Source records:

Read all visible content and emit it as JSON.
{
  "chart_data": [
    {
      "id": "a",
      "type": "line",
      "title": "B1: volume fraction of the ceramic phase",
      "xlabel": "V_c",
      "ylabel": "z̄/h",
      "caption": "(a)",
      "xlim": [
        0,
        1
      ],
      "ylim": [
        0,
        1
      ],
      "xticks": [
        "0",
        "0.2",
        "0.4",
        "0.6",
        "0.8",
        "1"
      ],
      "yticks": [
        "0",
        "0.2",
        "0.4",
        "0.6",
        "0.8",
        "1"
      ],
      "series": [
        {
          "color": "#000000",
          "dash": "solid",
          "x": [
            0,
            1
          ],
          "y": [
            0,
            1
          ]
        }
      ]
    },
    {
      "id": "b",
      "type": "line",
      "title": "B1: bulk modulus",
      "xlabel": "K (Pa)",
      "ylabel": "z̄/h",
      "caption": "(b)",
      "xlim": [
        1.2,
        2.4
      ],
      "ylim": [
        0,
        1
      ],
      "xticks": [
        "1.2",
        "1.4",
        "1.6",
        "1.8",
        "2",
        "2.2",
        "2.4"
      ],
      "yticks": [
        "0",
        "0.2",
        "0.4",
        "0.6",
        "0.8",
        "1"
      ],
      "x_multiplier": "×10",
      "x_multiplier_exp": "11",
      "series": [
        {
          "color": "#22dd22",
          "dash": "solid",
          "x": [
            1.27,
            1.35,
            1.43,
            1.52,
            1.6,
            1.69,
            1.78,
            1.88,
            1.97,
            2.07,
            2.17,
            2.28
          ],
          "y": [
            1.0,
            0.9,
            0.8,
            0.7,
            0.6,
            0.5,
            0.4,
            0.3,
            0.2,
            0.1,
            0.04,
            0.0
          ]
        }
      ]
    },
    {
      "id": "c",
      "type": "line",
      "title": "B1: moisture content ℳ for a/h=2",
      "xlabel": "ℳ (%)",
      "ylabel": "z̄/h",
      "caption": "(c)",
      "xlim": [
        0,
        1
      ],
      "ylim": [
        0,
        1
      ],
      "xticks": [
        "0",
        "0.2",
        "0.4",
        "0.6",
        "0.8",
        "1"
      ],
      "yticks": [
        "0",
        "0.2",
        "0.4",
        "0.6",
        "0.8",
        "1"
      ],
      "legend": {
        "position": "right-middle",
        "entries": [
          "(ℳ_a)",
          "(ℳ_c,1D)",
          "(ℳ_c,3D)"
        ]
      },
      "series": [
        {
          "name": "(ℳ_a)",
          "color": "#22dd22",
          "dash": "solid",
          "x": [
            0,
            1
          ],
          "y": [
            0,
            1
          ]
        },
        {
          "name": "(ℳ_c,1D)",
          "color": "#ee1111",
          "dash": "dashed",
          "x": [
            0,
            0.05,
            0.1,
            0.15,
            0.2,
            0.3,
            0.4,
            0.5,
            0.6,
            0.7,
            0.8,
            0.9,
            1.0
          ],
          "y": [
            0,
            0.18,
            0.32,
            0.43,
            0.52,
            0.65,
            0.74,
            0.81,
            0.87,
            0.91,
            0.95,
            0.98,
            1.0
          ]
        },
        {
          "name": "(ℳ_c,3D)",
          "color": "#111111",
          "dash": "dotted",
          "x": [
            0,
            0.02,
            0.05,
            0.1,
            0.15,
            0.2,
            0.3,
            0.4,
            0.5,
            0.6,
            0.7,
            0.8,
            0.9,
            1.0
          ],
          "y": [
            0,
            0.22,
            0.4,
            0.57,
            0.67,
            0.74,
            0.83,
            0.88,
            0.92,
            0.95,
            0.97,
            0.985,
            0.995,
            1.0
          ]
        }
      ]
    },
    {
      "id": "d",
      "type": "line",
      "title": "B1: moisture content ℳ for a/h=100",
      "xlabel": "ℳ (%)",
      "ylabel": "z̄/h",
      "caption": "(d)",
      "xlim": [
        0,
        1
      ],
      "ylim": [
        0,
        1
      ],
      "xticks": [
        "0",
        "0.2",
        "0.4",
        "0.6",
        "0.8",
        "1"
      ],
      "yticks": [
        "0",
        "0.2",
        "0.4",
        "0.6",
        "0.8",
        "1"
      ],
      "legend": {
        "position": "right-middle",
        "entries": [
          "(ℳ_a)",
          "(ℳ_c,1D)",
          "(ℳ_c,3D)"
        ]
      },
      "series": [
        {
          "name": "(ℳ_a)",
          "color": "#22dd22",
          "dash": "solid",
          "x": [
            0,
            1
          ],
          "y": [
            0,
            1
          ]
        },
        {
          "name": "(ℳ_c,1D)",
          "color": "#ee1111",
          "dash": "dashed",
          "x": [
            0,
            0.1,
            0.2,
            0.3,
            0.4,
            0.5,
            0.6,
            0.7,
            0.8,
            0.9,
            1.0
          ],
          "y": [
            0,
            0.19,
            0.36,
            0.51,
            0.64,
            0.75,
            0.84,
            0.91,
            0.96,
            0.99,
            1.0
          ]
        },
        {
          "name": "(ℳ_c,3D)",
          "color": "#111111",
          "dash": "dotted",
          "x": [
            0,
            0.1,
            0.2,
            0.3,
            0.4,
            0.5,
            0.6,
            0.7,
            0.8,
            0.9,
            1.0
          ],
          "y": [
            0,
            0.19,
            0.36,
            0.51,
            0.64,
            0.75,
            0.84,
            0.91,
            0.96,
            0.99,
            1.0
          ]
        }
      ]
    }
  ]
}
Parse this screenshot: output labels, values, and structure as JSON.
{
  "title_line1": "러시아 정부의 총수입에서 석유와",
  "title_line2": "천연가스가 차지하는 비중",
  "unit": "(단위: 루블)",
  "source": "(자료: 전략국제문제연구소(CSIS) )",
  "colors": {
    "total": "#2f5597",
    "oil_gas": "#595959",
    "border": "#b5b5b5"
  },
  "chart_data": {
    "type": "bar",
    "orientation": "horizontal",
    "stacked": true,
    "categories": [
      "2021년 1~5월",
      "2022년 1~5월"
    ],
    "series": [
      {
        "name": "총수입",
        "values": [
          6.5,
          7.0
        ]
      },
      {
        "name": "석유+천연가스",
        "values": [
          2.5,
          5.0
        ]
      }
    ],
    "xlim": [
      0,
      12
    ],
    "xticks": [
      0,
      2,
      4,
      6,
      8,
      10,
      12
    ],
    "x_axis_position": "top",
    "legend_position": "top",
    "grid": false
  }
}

Do this:
Which lines above hold the word "xlabel"? Copy each of them.

Written response:
      "xlabel": "V_c",
      "xlabel": "K (Pa)",
      "xlabel": "ℳ (%)",
      "xlabel": "ℳ (%)",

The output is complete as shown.